Dataset records:
☆ ☆ ☆ ☆

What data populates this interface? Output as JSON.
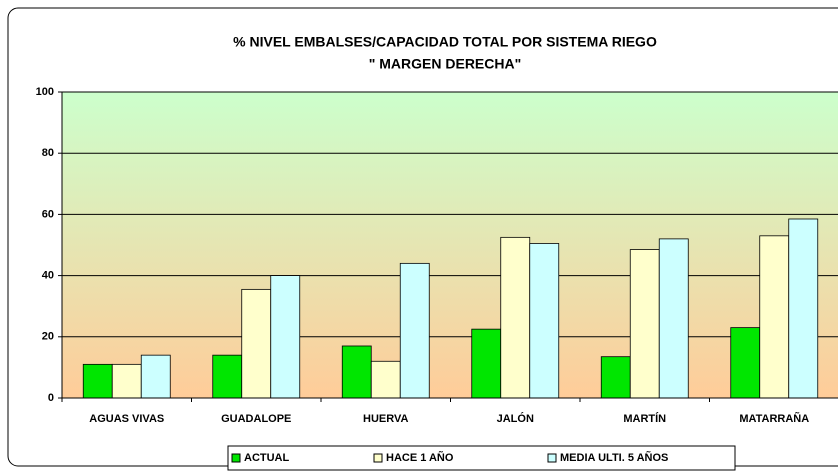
{
  "chart_data": {
    "type": "bar",
    "title": "% NIVEL EMBALSES/CAPACIDAD TOTAL POR SISTEMA  RIEGO",
    "subtitle": "\" MARGEN DERECHA\"",
    "categories": [
      "AGUAS VIVAS",
      "GUADALOPE",
      "HUERVA",
      "JALÓN",
      "MARTÍN",
      "MATARRAÑA"
    ],
    "series": [
      {
        "name": "ACTUAL",
        "color": "#00e600",
        "values": [
          11,
          14,
          17,
          22.5,
          13.5,
          23
        ]
      },
      {
        "name": "HACE 1 AÑO",
        "color": "#ffffcc",
        "values": [
          11,
          35.5,
          12,
          52.5,
          48.5,
          53
        ]
      },
      {
        "name": "MEDIA  ULTI. 5 AÑOS",
        "color": "#ccffff",
        "values": [
          14,
          40,
          44,
          50.5,
          52,
          58.5
        ]
      }
    ],
    "ylim": [
      0,
      100
    ],
    "yticks": [
      0,
      20,
      40,
      60,
      80,
      100
    ],
    "grid": true,
    "legend": "bottom"
  }
}
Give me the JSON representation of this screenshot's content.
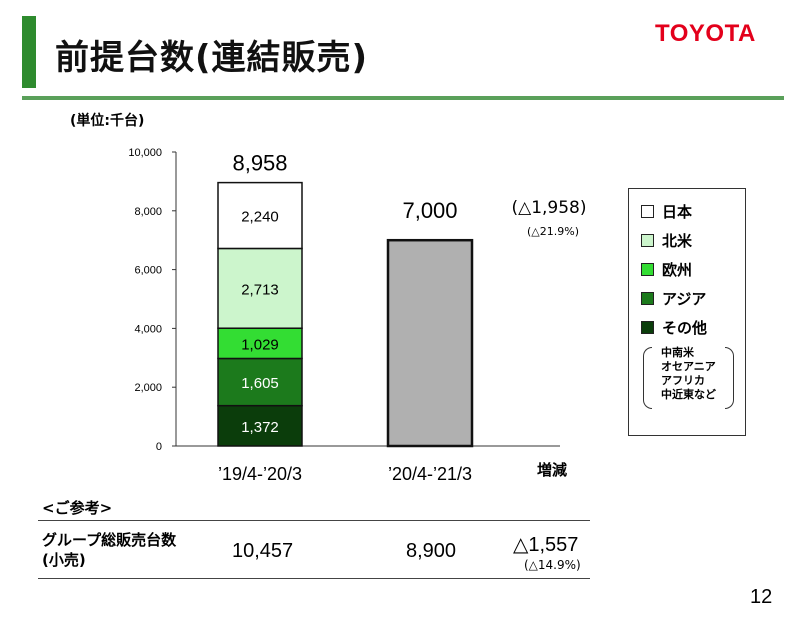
{
  "header": {
    "title": "前提台数(連結販売)",
    "logo": "TOYOTA"
  },
  "unit_label": "(単位:千台)",
  "chart_data": {
    "type": "bar",
    "ylim": [
      0,
      10000
    ],
    "y_ticks": [
      "0",
      "2,000",
      "4,000",
      "6,000",
      "8,000",
      "10,000"
    ],
    "categories": [
      "’19/4-’20/3",
      "’20/4-’21/3"
    ],
    "stacked_series": [
      {
        "name": "その他",
        "values": [
          1372,
          null
        ],
        "labels": [
          "1,372",
          ""
        ],
        "color": "#0b3d0b"
      },
      {
        "name": "アジア",
        "values": [
          1605,
          null
        ],
        "labels": [
          "1,605",
          ""
        ],
        "color": "#1c7a1c"
      },
      {
        "name": "欧州",
        "values": [
          1029,
          null
        ],
        "labels": [
          "1,029",
          ""
        ],
        "color": "#33dd33"
      },
      {
        "name": "北米",
        "values": [
          2713,
          null
        ],
        "labels": [
          "2,713",
          ""
        ],
        "color": "#ccf5cc"
      },
      {
        "name": "日本",
        "values": [
          2240,
          null
        ],
        "labels": [
          "2,240",
          ""
        ],
        "color": "#ffffff"
      }
    ],
    "totals": [
      8958,
      7000
    ],
    "total_labels": [
      "8,958",
      "7,000"
    ],
    "total_bar_color": "#b0b0b0",
    "change_label": "増減",
    "change_value": "(△1,958)",
    "change_pct": "(△21.9%)"
  },
  "legend": {
    "items": [
      {
        "label": "日本",
        "color": "#ffffff"
      },
      {
        "label": "北米",
        "color": "#ccf5cc"
      },
      {
        "label": "欧州",
        "color": "#33dd33"
      },
      {
        "label": "アジア",
        "color": "#1c7a1c"
      },
      {
        "label": "その他",
        "color": "#0b3d0b"
      }
    ],
    "note": [
      "中南米",
      "オセアニア",
      "アフリカ",
      "中近東など"
    ]
  },
  "reference": {
    "title": "<ご参考>",
    "label_line1": "グループ総販売台数",
    "label_line2": "(小売)",
    "value_prev": "10,457",
    "value_curr": "8,900",
    "change": "△1,557",
    "change_pct": "(△14.9%)"
  },
  "page_number": "12"
}
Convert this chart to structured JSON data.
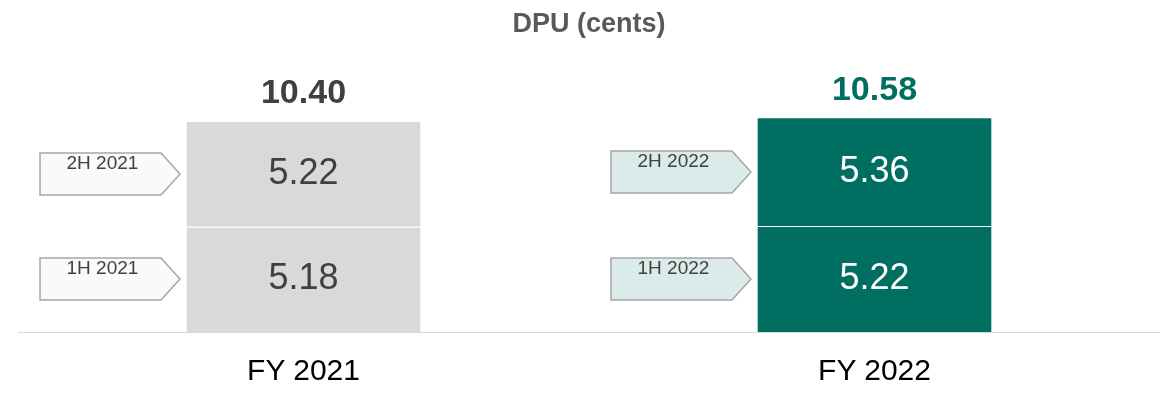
{
  "chart_data": {
    "type": "bar",
    "title": "DPU (cents)",
    "categories": [
      "FY 2021",
      "FY 2022"
    ],
    "stacked": true,
    "data_labels": true,
    "series": [
      {
        "values": [
          5.18,
          5.22
        ],
        "colors": [
          "#d9d9d9",
          "#006f62"
        ]
      },
      {
        "values": [
          5.22,
          5.36
        ],
        "colors": [
          "#d9d9d9",
          "#006f62"
        ]
      }
    ],
    "totals": [
      "10.40",
      "10.58"
    ],
    "annotations": [
      "1H 2021",
      "2H 2021",
      "1H 2022",
      "2H 2022"
    ]
  }
}
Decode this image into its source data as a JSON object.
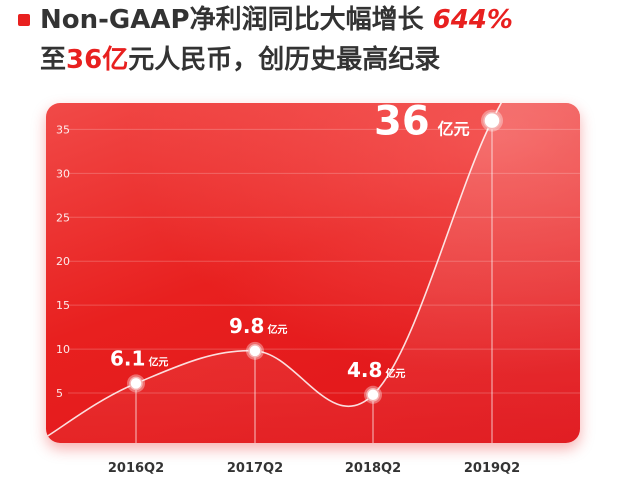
{
  "headline": {
    "line1_text": "Non-GAAP净利润同比大幅增长 ",
    "line1_accent": "644%",
    "line2_pre": "至",
    "line2_accent": "36亿",
    "line2_post": "元人民币，创历史最高纪录"
  },
  "colors": {
    "accent": "#e8201f",
    "card": "#e8201f",
    "text": "#333333"
  },
  "chart_data": {
    "type": "line",
    "categories": [
      "2016Q2",
      "2017Q2",
      "2018Q2",
      "2019Q2"
    ],
    "values": [
      6.1,
      9.8,
      4.8,
      36
    ],
    "data_labels": [
      "6.1",
      "9.8",
      "4.8",
      "36"
    ],
    "unit_label": "亿元",
    "y_ticks": [
      5,
      10,
      15,
      20,
      25,
      30,
      35
    ],
    "ylim": [
      0,
      38
    ],
    "grid": true,
    "title": "",
    "xlabel": "",
    "ylabel": ""
  }
}
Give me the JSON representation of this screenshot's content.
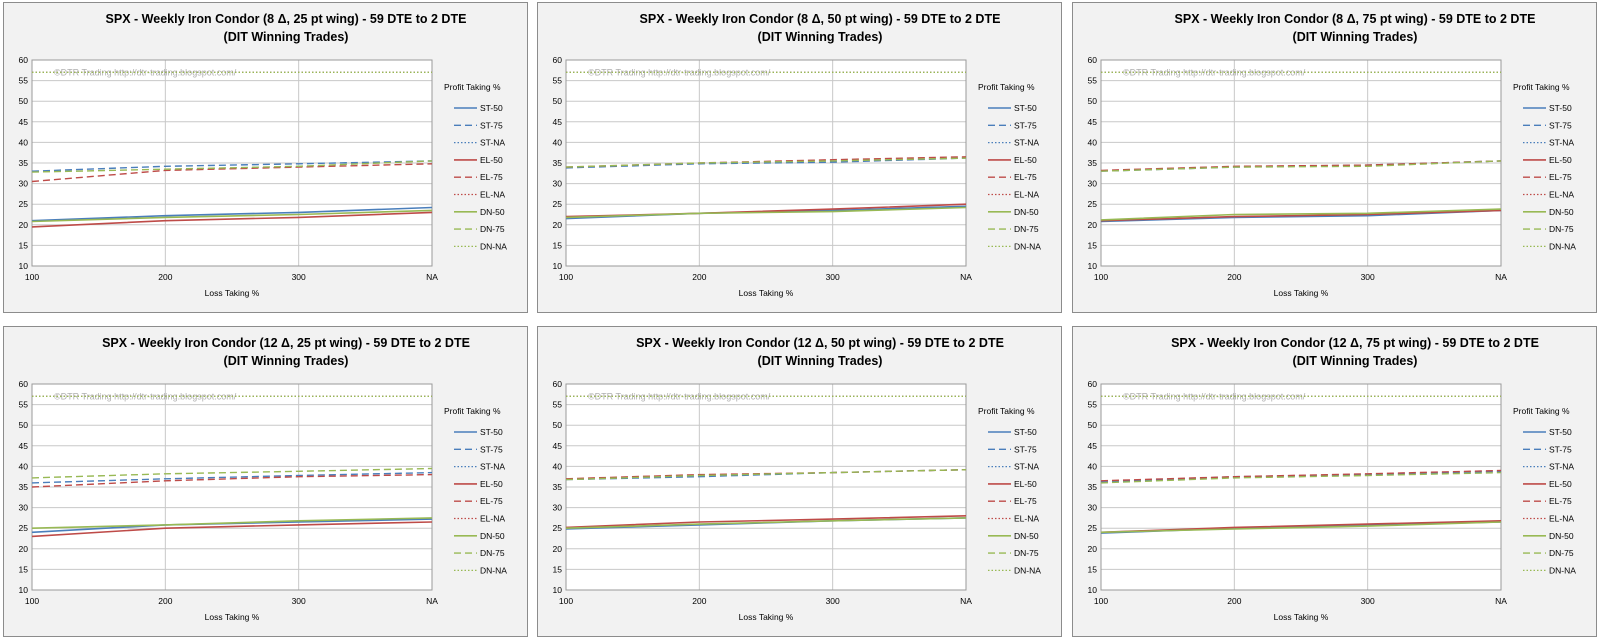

☆ ☆ ☆ ☆

What is needed: Find how many lines of the material carry the string "name". Only the number should be in the answer.

Solution to this exercise: 8